* **Instructions for the task**
Copy the records below exactly as they appear.
+++ Provided material +++
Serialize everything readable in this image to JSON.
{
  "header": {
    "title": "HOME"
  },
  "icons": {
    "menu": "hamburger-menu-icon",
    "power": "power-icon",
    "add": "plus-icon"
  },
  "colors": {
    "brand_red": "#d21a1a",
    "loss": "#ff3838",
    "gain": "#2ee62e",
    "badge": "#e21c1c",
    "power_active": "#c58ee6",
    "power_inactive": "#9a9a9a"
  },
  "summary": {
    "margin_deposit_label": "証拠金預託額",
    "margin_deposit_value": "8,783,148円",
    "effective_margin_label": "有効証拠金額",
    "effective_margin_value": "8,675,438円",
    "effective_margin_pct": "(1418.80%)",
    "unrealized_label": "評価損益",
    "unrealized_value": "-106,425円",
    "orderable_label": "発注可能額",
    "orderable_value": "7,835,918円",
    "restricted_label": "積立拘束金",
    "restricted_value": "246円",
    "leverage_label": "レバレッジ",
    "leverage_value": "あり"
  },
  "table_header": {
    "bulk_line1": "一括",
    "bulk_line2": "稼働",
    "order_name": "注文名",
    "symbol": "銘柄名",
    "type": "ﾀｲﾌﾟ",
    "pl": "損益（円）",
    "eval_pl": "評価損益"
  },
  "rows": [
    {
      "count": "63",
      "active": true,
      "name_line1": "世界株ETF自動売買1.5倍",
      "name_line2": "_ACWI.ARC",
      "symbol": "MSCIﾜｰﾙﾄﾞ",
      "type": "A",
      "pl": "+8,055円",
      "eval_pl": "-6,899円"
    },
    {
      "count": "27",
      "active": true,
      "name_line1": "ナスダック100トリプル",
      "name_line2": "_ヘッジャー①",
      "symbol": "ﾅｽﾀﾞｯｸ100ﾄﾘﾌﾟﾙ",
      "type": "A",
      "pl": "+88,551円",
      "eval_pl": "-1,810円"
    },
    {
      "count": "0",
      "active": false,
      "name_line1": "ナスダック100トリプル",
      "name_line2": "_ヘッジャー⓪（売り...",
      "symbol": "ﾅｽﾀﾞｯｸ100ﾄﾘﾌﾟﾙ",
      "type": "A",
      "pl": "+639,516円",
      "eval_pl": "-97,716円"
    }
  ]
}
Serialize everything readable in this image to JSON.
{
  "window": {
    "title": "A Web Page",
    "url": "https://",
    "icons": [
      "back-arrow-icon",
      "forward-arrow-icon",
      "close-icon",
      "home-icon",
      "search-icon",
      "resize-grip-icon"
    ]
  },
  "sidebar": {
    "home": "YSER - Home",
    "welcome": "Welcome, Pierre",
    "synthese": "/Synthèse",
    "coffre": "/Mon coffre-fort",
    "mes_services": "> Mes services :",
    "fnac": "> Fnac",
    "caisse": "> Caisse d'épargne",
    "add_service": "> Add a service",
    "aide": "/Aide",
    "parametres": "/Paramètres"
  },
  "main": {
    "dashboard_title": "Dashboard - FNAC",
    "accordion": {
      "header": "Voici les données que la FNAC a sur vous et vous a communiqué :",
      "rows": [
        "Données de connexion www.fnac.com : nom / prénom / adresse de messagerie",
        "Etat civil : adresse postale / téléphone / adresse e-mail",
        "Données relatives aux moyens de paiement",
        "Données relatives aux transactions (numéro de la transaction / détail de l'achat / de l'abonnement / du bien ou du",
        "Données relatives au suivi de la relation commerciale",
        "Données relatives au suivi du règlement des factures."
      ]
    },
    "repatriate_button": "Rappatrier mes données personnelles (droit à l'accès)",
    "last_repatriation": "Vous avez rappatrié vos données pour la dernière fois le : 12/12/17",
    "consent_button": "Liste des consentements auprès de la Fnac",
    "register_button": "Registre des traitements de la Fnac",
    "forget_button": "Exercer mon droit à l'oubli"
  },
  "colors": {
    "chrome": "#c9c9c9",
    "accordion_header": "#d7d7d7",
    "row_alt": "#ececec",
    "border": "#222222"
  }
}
+++
* **Solution for this task**
Serialize everything readable in this image to JSON.
{
  "header": {
    "title": "HOME"
  },
  "icons": {
    "menu": "hamburger-menu-icon",
    "power": "power-icon",
    "add": "plus-icon"
  },
  "colors": {
    "brand_red": "#d21a1a",
    "loss": "#ff3838",
    "gain": "#2ee62e",
    "badge": "#e21c1c",
    "power_active": "#c58ee6",
    "power_inactive": "#9a9a9a"
  },
  "summary": {
    "margin_deposit_label": "証拠金預託額",
    "margin_deposit_value": "8,783,148円",
    "effective_margin_label": "有効証拠金額",
    "effective_margin_value": "8,675,438円",
    "effective_margin_pct": "(1418.80%)",
    "unrealized_label": "評価損益",
    "unrealized_value": "-106,425円",
    "orderable_label": "発注可能額",
    "orderable_value": "7,835,918円",
    "restricted_label": "積立拘束金",
    "restricted_value": "246円",
    "leverage_label": "レバレッジ",
    "leverage_value": "あり"
  },
  "table_header": {
    "bulk_line1": "一括",
    "bulk_line2": "稼働",
    "order_name": "注文名",
    "symbol": "銘柄名",
    "type": "ﾀｲﾌﾟ",
    "pl": "損益（円）",
    "eval_pl": "評価損益"
  },
  "rows": [
    {
      "count": "63",
      "active": true,
      "name_line1": "世界株ETF自動売買1.5倍",
      "name_line2": "_ACWI.ARC",
      "symbol": "MSCIﾜｰﾙﾄﾞ",
      "type": "A",
      "pl": "+8,055円",
      "eval_pl": "-6,899円"
    },
    {
      "count": "27",
      "active": true,
      "name_line1": "ナスダック100トリプル",
      "name_line2": "_ヘッジャー①",
      "symbol": "ﾅｽﾀﾞｯｸ100ﾄﾘﾌﾟﾙ",
      "type": "A",
      "pl": "+88,551円",
      "eval_pl": "-1,810円"
    },
    {
      "count": "0",
      "active": false,
      "name_line1": "ナスダック100トリプル",
      "name_line2": "_ヘッジャー⓪（売り...",
      "symbol": "ﾅｽﾀﾞｯｸ100ﾄﾘﾌﾟﾙ",
      "type": "A",
      "pl": "+639,516円",
      "eval_pl": "-97,716円"
    }
  ]
}
Serialize everything readable in this image to JSON.
{
  "window": {
    "title": "A Web Page",
    "url": "https://",
    "icons": [
      "back-arrow-icon",
      "forward-arrow-icon",
      "close-icon",
      "home-icon",
      "search-icon",
      "resize-grip-icon"
    ]
  },
  "sidebar": {
    "home": "YSER - Home",
    "welcome": "Welcome, Pierre",
    "synthese": "/Synthèse",
    "coffre": "/Mon coffre-fort",
    "mes_services": "> Mes services :",
    "fnac": "> Fnac",
    "caisse": "> Caisse d'épargne",
    "add_service": "> Add a service",
    "aide": "/Aide",
    "parametres": "/Paramètres"
  },
  "main": {
    "dashboard_title": "Dashboard - FNAC",
    "accordion": {
      "header": "Voici les données que la FNAC a sur vous et vous a communiqué :",
      "rows": [
        "Données de connexion www.fnac.com : nom / prénom / adresse de messagerie",
        "Etat civil : adresse postale / téléphone / adresse e-mail",
        "Données relatives aux moyens de paiement",
        "Données relatives aux transactions (numéro de la transaction / détail de l'achat / de l'abonnement / du bien ou du",
        "Données relatives au suivi de la relation commerciale",
        "Données relatives au suivi du règlement des factures."
      ]
    },
    "repatriate_button": "Rappatrier mes données personnelles (droit à l'accès)",
    "last_repatriation": "Vous avez rappatrié vos données pour la dernière fois le : 12/12/17",
    "consent_button": "Liste des consentements auprès de la Fnac",
    "register_button": "Registre des traitements de la Fnac",
    "forget_button": "Exercer mon droit à l'oubli"
  },
  "colors": {
    "chrome": "#c9c9c9",
    "accordion_header": "#d7d7d7",
    "row_alt": "#ececec",
    "border": "#222222"
  }
}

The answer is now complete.